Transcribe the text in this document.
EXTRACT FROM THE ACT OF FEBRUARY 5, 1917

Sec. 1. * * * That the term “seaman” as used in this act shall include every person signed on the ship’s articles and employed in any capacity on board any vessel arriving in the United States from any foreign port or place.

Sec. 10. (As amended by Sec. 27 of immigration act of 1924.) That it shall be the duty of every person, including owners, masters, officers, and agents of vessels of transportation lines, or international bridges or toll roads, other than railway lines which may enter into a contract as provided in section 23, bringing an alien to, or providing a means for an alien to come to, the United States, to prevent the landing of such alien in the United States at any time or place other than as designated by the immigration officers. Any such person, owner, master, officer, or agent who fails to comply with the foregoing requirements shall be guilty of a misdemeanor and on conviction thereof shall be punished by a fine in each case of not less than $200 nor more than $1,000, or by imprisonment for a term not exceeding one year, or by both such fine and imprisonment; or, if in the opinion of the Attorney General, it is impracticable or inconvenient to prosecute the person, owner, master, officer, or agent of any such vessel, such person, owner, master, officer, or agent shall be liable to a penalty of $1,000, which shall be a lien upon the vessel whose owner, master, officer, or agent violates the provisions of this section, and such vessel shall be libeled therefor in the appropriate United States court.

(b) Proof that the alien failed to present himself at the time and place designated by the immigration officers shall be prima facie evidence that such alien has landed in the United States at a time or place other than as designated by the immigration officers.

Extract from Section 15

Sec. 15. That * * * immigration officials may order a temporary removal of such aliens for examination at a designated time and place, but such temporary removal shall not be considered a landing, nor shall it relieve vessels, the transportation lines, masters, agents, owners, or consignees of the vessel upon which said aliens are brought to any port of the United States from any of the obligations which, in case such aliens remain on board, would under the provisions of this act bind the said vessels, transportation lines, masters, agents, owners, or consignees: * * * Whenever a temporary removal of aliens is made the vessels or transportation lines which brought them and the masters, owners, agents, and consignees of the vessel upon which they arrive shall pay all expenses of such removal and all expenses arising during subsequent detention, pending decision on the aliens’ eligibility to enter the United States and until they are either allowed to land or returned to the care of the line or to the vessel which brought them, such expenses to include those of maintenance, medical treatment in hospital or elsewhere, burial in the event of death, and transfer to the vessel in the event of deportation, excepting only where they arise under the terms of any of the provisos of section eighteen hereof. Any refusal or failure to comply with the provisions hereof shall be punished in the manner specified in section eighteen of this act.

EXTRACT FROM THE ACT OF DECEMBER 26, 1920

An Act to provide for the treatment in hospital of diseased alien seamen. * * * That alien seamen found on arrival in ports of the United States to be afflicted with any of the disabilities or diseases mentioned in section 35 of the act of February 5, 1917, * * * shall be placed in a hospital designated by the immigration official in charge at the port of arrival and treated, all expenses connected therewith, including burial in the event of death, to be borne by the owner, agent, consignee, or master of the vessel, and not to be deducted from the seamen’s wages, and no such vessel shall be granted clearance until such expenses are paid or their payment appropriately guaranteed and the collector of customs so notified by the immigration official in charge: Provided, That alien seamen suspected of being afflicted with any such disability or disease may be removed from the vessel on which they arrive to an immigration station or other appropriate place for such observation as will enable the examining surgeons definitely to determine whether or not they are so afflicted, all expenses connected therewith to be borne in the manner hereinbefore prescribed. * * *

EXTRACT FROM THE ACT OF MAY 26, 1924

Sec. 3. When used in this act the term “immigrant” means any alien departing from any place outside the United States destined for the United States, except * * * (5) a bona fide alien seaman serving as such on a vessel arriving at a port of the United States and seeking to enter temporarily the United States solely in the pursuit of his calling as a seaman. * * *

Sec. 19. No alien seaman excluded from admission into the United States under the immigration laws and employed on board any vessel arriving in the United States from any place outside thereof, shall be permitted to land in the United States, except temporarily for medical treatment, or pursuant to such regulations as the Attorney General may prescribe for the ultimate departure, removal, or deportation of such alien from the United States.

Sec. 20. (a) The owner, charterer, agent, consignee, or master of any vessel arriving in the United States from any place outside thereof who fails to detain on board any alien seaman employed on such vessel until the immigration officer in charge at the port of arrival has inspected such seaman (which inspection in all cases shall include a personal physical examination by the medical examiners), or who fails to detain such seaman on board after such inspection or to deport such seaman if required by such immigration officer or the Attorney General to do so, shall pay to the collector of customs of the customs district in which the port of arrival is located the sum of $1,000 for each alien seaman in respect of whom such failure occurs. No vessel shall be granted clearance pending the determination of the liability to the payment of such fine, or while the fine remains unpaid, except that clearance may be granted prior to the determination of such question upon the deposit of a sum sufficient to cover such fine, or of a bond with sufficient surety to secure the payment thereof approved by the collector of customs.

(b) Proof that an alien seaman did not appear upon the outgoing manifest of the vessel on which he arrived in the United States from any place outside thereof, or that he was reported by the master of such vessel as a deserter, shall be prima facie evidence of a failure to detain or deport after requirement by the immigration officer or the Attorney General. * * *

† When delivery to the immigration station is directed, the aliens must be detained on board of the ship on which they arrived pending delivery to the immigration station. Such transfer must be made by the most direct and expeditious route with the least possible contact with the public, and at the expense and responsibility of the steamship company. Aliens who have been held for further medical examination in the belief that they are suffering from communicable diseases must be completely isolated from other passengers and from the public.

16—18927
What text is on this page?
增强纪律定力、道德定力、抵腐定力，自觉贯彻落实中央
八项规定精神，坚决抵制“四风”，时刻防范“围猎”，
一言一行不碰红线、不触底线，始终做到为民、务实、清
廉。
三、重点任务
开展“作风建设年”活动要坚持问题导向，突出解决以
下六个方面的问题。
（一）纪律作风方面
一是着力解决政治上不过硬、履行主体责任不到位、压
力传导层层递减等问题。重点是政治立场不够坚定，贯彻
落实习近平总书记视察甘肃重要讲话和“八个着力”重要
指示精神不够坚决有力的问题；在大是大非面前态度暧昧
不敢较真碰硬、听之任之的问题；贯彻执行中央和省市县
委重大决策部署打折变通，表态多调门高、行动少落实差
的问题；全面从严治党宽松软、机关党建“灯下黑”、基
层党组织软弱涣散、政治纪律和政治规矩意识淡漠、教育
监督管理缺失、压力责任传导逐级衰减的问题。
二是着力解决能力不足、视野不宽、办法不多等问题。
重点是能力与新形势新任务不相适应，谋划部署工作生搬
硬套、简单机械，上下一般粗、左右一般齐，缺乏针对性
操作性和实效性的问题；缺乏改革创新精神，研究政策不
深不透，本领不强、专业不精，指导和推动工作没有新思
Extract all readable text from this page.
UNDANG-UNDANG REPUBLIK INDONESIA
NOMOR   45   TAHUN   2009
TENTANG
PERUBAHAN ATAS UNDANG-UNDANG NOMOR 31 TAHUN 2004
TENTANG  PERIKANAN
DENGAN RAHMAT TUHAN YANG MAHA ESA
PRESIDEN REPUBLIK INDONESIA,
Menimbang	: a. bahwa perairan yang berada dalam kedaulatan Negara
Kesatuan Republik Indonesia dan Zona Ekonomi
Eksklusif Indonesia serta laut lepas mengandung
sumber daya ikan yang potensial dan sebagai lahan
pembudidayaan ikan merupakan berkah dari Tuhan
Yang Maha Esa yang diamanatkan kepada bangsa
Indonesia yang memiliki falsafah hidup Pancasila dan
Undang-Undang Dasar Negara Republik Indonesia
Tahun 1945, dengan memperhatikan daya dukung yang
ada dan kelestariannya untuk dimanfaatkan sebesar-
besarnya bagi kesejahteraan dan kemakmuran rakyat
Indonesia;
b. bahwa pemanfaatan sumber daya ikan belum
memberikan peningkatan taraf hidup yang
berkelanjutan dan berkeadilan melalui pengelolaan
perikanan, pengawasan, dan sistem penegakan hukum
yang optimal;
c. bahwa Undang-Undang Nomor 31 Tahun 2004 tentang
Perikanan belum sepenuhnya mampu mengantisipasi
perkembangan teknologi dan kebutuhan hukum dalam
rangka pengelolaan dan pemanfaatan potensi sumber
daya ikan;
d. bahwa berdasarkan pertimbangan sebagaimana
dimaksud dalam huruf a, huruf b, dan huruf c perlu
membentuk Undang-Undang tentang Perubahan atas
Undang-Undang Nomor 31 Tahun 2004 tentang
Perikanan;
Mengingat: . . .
※ ※ ※
Aim of the task:
Print the line containing "Extract all readable text from this page." and every line after it to the end of the records above, exactly as written, and nothing else.

Solved problem:
Extract all readable text from this page.
UNDANG-UNDANG REPUBLIK INDONESIA
NOMOR   45   TAHUN   2009
TENTANG
PERUBAHAN ATAS UNDANG-UNDANG NOMOR 31 TAHUN 2004
TENTANG  PERIKANAN
DENGAN RAHMAT TUHAN YANG MAHA ESA
PRESIDEN REPUBLIK INDONESIA,
Menimbang	: a. bahwa perairan yang berada dalam kedaulatan Negara
Kesatuan Republik Indonesia dan Zona Ekonomi
Eksklusif Indonesia serta laut lepas mengandung
sumber daya ikan yang potensial dan sebagai lahan
pembudidayaan ikan merupakan berkah dari Tuhan
Yang Maha Esa yang diamanatkan kepada bangsa
Indonesia yang memiliki falsafah hidup Pancasila dan
Undang-Undang Dasar Negara Republik Indonesia
Tahun 1945, dengan memperhatikan daya dukung yang
ada dan kelestariannya untuk dimanfaatkan sebesar-
besarnya bagi kesejahteraan dan kemakmuran rakyat
Indonesia;
b. bahwa pemanfaatan sumber daya ikan belum
memberikan peningkatan taraf hidup yang
berkelanjutan dan berkeadilan melalui pengelolaan
perikanan, pengawasan, dan sistem penegakan hukum
yang optimal;
c. bahwa Undang-Undang Nomor 31 Tahun 2004 tentang
Perikanan belum sepenuhnya mampu mengantisipasi
perkembangan teknologi dan kebutuhan hukum dalam
rangka pengelolaan dan pemanfaatan potensi sumber
daya ikan;
d. bahwa berdasarkan pertimbangan sebagaimana
dimaksud dalam huruf a, huruf b, dan huruf c perlu
membentuk Undang-Undang tentang Perubahan atas
Undang-Undang Nomor 31 Tahun 2004 tentang
Perikanan;
Mengingat: . . .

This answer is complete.